Material provided:
· · · · · · ·

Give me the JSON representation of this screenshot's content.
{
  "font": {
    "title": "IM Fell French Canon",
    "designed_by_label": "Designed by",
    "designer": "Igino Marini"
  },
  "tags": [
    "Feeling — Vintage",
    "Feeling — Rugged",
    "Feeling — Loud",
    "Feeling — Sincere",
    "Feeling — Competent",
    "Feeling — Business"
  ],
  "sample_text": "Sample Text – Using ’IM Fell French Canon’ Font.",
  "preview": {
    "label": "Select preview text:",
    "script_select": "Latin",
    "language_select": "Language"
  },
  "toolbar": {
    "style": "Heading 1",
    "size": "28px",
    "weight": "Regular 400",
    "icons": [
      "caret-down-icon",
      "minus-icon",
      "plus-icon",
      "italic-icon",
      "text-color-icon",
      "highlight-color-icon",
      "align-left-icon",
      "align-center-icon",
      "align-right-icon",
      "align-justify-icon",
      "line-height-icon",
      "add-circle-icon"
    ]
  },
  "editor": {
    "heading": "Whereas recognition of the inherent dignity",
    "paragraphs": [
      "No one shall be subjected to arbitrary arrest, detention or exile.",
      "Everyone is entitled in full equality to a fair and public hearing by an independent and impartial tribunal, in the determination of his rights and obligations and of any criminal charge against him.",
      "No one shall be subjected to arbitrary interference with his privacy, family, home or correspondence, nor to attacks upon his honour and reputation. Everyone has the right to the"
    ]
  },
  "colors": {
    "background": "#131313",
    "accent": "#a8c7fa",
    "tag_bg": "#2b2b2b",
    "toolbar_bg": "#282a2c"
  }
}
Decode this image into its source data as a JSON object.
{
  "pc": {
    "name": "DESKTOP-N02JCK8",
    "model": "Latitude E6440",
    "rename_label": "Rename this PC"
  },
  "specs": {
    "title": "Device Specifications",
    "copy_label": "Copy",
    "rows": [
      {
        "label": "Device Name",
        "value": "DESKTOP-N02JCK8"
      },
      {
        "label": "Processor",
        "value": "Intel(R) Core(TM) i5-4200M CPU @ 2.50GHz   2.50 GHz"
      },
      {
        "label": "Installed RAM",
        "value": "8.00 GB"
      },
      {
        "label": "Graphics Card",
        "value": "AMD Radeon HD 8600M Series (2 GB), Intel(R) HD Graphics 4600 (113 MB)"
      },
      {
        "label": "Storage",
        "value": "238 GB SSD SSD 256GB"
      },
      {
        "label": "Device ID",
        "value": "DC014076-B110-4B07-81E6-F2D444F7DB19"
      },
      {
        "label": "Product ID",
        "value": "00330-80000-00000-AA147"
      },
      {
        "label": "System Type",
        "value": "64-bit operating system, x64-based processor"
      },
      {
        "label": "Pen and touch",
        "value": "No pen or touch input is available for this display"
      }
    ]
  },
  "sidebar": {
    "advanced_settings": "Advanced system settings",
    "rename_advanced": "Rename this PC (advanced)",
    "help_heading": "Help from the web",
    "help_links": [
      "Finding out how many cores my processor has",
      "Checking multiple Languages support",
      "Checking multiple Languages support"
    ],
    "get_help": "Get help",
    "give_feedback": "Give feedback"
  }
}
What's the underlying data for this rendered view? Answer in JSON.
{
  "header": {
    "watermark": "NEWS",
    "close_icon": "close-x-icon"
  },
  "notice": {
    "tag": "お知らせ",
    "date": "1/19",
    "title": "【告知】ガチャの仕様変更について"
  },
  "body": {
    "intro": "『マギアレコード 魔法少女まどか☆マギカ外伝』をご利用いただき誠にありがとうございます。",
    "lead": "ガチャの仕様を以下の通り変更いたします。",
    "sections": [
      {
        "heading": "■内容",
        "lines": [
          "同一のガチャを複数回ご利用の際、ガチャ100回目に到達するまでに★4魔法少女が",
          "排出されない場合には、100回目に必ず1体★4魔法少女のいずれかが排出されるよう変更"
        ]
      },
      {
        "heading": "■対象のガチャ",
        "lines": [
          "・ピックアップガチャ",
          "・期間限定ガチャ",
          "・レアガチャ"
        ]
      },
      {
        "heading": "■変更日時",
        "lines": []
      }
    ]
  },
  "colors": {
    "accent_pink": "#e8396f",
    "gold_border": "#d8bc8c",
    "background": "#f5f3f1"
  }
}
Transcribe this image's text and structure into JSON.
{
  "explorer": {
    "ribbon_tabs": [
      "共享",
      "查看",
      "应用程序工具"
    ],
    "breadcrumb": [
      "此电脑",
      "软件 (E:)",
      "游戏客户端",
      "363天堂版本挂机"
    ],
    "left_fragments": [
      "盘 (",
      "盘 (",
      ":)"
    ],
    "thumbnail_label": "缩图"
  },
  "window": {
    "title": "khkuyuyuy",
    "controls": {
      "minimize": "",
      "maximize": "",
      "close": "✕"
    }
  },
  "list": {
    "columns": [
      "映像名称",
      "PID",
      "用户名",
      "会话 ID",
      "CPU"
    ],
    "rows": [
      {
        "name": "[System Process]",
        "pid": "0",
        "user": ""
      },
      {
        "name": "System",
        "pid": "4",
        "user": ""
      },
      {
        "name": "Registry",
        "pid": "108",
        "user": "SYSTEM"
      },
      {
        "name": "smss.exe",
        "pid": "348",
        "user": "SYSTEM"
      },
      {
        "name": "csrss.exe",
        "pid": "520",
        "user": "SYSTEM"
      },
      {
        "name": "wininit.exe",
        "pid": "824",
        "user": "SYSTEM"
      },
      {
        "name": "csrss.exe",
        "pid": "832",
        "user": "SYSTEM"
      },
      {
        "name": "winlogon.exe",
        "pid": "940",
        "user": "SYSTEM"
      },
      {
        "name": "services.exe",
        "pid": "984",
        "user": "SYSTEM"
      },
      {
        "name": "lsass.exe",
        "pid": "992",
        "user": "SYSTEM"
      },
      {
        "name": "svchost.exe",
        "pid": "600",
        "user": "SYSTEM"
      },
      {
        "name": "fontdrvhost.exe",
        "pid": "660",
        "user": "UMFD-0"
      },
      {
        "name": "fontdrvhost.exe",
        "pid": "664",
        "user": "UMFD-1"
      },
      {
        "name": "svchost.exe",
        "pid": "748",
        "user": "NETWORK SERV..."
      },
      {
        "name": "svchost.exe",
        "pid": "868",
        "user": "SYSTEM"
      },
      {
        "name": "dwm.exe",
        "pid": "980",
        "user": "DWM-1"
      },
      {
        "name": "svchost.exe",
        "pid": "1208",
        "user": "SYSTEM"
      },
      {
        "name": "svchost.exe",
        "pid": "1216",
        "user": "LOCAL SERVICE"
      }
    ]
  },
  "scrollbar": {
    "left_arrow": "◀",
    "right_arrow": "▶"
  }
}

· · · · · · ·

Required task: Copy each line of the data exactly, leaving nothing out.

Reply to the exercise:
Give me the JSON representation of this screenshot's content.
{
  "font": {
    "title": "IM Fell French Canon",
    "designed_by_label": "Designed by",
    "designer": "Igino Marini"
  },
  "tags": [
    "Feeling — Vintage",
    "Feeling — Rugged",
    "Feeling — Loud",
    "Feeling — Sincere",
    "Feeling — Competent",
    "Feeling — Business"
  ],
  "sample_text": "Sample Text – Using ’IM Fell French Canon’ Font.",
  "preview": {
    "label": "Select preview text:",
    "script_select": "Latin",
    "language_select": "Language"
  },
  "toolbar": {
    "style": "Heading 1",
    "size": "28px",
    "weight": "Regular 400",
    "icons": [
      "caret-down-icon",
      "minus-icon",
      "plus-icon",
      "italic-icon",
      "text-color-icon",
      "highlight-color-icon",
      "align-left-icon",
      "align-center-icon",
      "align-right-icon",
      "align-justify-icon",
      "line-height-icon",
      "add-circle-icon"
    ]
  },
  "editor": {
    "heading": "Whereas recognition of the inherent dignity",
    "paragraphs": [
      "No one shall be subjected to arbitrary arrest, detention or exile.",
      "Everyone is entitled in full equality to a fair and public hearing by an independent and impartial tribunal, in the determination of his rights and obligations and of any criminal charge against him.",
      "No one shall be subjected to arbitrary interference with his privacy, family, home or correspondence, nor to attacks upon his honour and reputation. Everyone has the right to the"
    ]
  },
  "colors": {
    "background": "#131313",
    "accent": "#a8c7fa",
    "tag_bg": "#2b2b2b",
    "toolbar_bg": "#282a2c"
  }
}
Decode this image into its source data as a JSON object.
{
  "pc": {
    "name": "DESKTOP-N02JCK8",
    "model": "Latitude E6440",
    "rename_label": "Rename this PC"
  },
  "specs": {
    "title": "Device Specifications",
    "copy_label": "Copy",
    "rows": [
      {
        "label": "Device Name",
        "value": "DESKTOP-N02JCK8"
      },
      {
        "label": "Processor",
        "value": "Intel(R) Core(TM) i5-4200M CPU @ 2.50GHz   2.50 GHz"
      },
      {
        "label": "Installed RAM",
        "value": "8.00 GB"
      },
      {
        "label": "Graphics Card",
        "value": "AMD Radeon HD 8600M Series (2 GB), Intel(R) HD Graphics 4600 (113 MB)"
      },
      {
        "label": "Storage",
        "value": "238 GB SSD SSD 256GB"
      },
      {
        "label": "Device ID",
        "value": "DC014076-B110-4B07-81E6-F2D444F7DB19"
      },
      {
        "label": "Product ID",
        "value": "00330-80000-00000-AA147"
      },
      {
        "label": "System Type",
        "value": "64-bit operating system, x64-based processor"
      },
      {
        "label": "Pen and touch",
        "value": "No pen or touch input is available for this display"
      }
    ]
  },
  "sidebar": {
    "advanced_settings": "Advanced system settings",
    "rename_advanced": "Rename this PC (advanced)",
    "help_heading": "Help from the web",
    "help_links": [
      "Finding out how many cores my processor has",
      "Checking multiple Languages support",
      "Checking multiple Languages support"
    ],
    "get_help": "Get help",
    "give_feedback": "Give feedback"
  }
}
What's the underlying data for this rendered view? Answer in JSON.
{
  "header": {
    "watermark": "NEWS",
    "close_icon": "close-x-icon"
  },
  "notice": {
    "tag": "お知らせ",
    "date": "1/19",
    "title": "【告知】ガチャの仕様変更について"
  },
  "body": {
    "intro": "『マギアレコード 魔法少女まどか☆マギカ外伝』をご利用いただき誠にありがとうございます。",
    "lead": "ガチャの仕様を以下の通り変更いたします。",
    "sections": [
      {
        "heading": "■内容",
        "lines": [
          "同一のガチャを複数回ご利用の際、ガチャ100回目に到達するまでに★4魔法少女が",
          "排出されない場合には、100回目に必ず1体★4魔法少女のいずれかが排出されるよう変更"
        ]
      },
      {
        "heading": "■対象のガチャ",
        "lines": [
          "・ピックアップガチャ",
          "・期間限定ガチャ",
          "・レアガチャ"
        ]
      },
      {
        "heading": "■変更日時",
        "lines": []
      }
    ]
  },
  "colors": {
    "accent_pink": "#e8396f",
    "gold_border": "#d8bc8c",
    "background": "#f5f3f1"
  }
}
Transcribe this image's text and structure into JSON.
{
  "explorer": {
    "ribbon_tabs": [
      "共享",
      "查看",
      "应用程序工具"
    ],
    "breadcrumb": [
      "此电脑",
      "软件 (E:)",
      "游戏客户端",
      "363天堂版本挂机"
    ],
    "left_fragments": [
      "盘 (",
      "盘 (",
      ":)"
    ],
    "thumbnail_label": "缩图"
  },
  "window": {
    "title": "khkuyuyuy",
    "controls": {
      "minimize": "",
      "maximize": "",
      "close": "✕"
    }
  },
  "list": {
    "columns": [
      "映像名称",
      "PID",
      "用户名",
      "会话 ID",
      "CPU"
    ],
    "rows": [
      {
        "name": "[System Process]",
        "pid": "0",
        "user": ""
      },
      {
        "name": "System",
        "pid": "4",
        "user": ""
      },
      {
        "name": "Registry",
        "pid": "108",
        "user": "SYSTEM"
      },
      {
        "name": "smss.exe",
        "pid": "348",
        "user": "SYSTEM"
      },
      {
        "name": "csrss.exe",
        "pid": "520",
        "user": "SYSTEM"
      },
      {
        "name": "wininit.exe",
        "pid": "824",
        "user": "SYSTEM"
      },
      {
        "name": "csrss.exe",
        "pid": "832",
        "user": "SYSTEM"
      },
      {
        "name": "winlogon.exe",
        "pid": "940",
        "user": "SYSTEM"
      },
      {
        "name": "services.exe",
        "pid": "984",
        "user": "SYSTEM"
      },
      {
        "name": "lsass.exe",
        "pid": "992",
        "user": "SYSTEM"
      },
      {
        "name": "svchost.exe",
        "pid": "600",
        "user": "SYSTEM"
      },
      {
        "name": "fontdrvhost.exe",
        "pid": "660",
        "user": "UMFD-0"
      },
      {
        "name": "fontdrvhost.exe",
        "pid": "664",
        "user": "UMFD-1"
      },
      {
        "name": "svchost.exe",
        "pid": "748",
        "user": "NETWORK SERV..."
      },
      {
        "name": "svchost.exe",
        "pid": "868",
        "user": "SYSTEM"
      },
      {
        "name": "dwm.exe",
        "pid": "980",
        "user": "DWM-1"
      },
      {
        "name": "svchost.exe",
        "pid": "1208",
        "user": "SYSTEM"
      },
      {
        "name": "svchost.exe",
        "pid": "1216",
        "user": "LOCAL SERVICE"
      }
    ]
  },
  "scrollbar": {
    "left_arrow": "◀",
    "right_arrow": "▶"
  }
}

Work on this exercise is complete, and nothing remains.